**TASK OBJECTIVE**
Among the entries below, find how many lines carry the word "использование" and state only that figure.
### SUPPLIED MATERIAL ###
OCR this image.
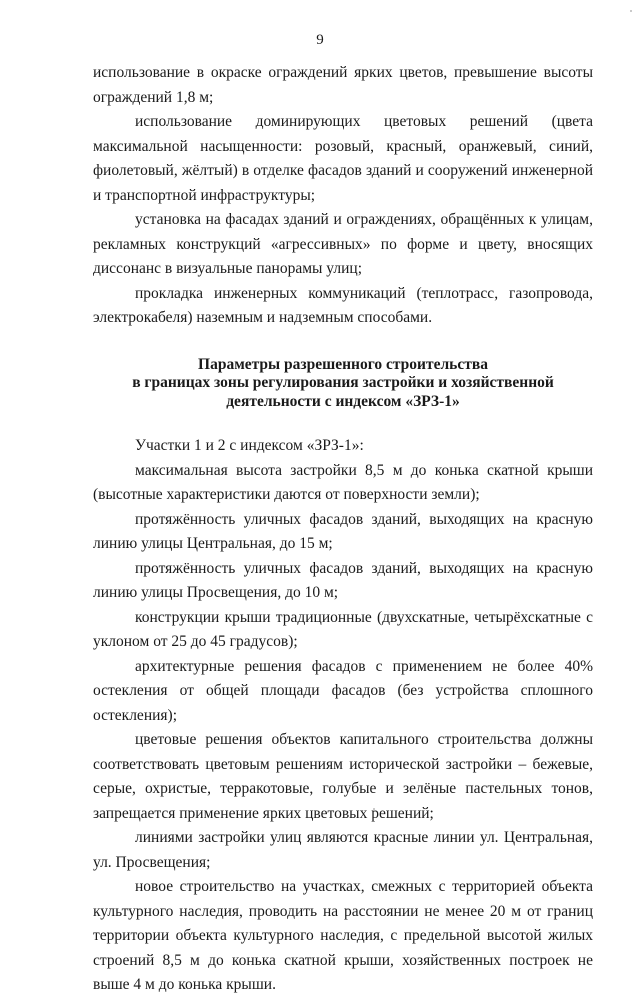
9

использование в окраске ограждений ярких цветов, превышение высоты ограждений 1,8 м;

использование доминирующих цветовых решений (цвета максимальной насыщенности: розовый, красный, оранжевый, синий, фиолетовый, жёлтый) в отделке фасадов зданий и сооружений инженерной и транспортной инфраструктуры;

установка на фасадах зданий и ограждениях, обращённых к улицам, рекламных конструкций «агрессивных» по форме и цвету, вносящих диссонанс в визуальные панорамы улиц;

прокладка инженерных коммуникаций (теплотрасс, газопровода, электрокабеля) наземным и надземным способами.

Параметры разрешенного строительства
в границах зоны регулирования застройки и хозяйственной
деятельности с индексом «ЗРЗ-1»

Участки 1 и 2 с индексом «ЗРЗ-1»:

максимальная высота застройки 8,5 м до конька скатной крыши (высотные характеристики даются от поверхности земли);

протяжённость уличных фасадов зданий, выходящих на красную линию улицы Центральная, до 15 м;

протяжённость уличных фасадов зданий, выходящих на красную линию улицы Просвещения, до 10 м;

конструкции крыши традиционные (двухскатные, четырёхскатные с уклоном от 25 до 45 градусов);

архитектурные решения фасадов с применением не более 40% остекления от общей площади фасадов (без устройства сплошного остекления);

цветовые решения объектов капитального строительства должны соответствовать цветовым решениям исторической застройки – бежевые, серые, охристые, терракотовые, голубые и зелёные пастельных тонов, запрещается применение ярких цветовых решений;

линиями застройки улиц являются красные линии ул. Центральная, ул. Просвещения;

новое строительство на участках, смежных с территорией объекта культурного наследия, проводить на расстоянии не менее 20 м от границ территории объекта культурного наследия, с предельной высотой жилых строений 8,5 м до конька скатной крыши, хозяйственных построек не выше 4 м до конька крыши.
###
**COMPLETED TASK**
2